[Saved entries]
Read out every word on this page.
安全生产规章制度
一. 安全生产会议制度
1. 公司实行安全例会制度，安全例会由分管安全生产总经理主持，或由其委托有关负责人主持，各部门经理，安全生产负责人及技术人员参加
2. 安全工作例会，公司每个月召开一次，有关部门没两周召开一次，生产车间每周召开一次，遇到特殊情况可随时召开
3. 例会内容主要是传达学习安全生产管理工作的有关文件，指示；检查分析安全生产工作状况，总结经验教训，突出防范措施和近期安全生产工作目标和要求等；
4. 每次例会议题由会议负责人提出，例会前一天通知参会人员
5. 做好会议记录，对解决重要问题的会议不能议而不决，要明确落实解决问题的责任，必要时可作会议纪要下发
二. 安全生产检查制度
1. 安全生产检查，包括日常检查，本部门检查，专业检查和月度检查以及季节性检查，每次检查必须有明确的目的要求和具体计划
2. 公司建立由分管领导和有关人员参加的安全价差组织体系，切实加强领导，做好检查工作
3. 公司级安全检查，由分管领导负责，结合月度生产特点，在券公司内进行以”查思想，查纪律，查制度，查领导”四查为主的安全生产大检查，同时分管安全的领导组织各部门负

■ WHAT THE TASK REQUIRES: Reproduce the entire listing word for word.

■ SOLVED EXERCISE:
Read out every word on this page.
安全生产规章制度
一. 安全生产会议制度
1. 公司实行安全例会制度，安全例会由分管安全生产总经理主持，或由其委托有关负责人主持，各部门经理，安全生产负责人及技术人员参加
2. 安全工作例会，公司每个月召开一次，有关部门没两周召开一次，生产车间每周召开一次，遇到特殊情况可随时召开
3. 例会内容主要是传达学习安全生产管理工作的有关文件，指示；检查分析安全生产工作状况，总结经验教训，突出防范措施和近期安全生产工作目标和要求等；
4. 每次例会议题由会议负责人提出，例会前一天通知参会人员
5. 做好会议记录，对解决重要问题的会议不能议而不决，要明确落实解决问题的责任，必要时可作会议纪要下发
二. 安全生产检查制度
1. 安全生产检查，包括日常检查，本部门检查，专业检查和月度检查以及季节性检查，每次检查必须有明确的目的要求和具体计划
2. 公司建立由分管领导和有关人员参加的安全价差组织体系，切实加强领导，做好检查工作
3. 公司级安全检查，由分管领导负责，结合月度生产特点，在券公司内进行以”查思想，查纪律，查制度，查领导”四查为主的安全生产大检查，同时分管安全的领导组织各部门负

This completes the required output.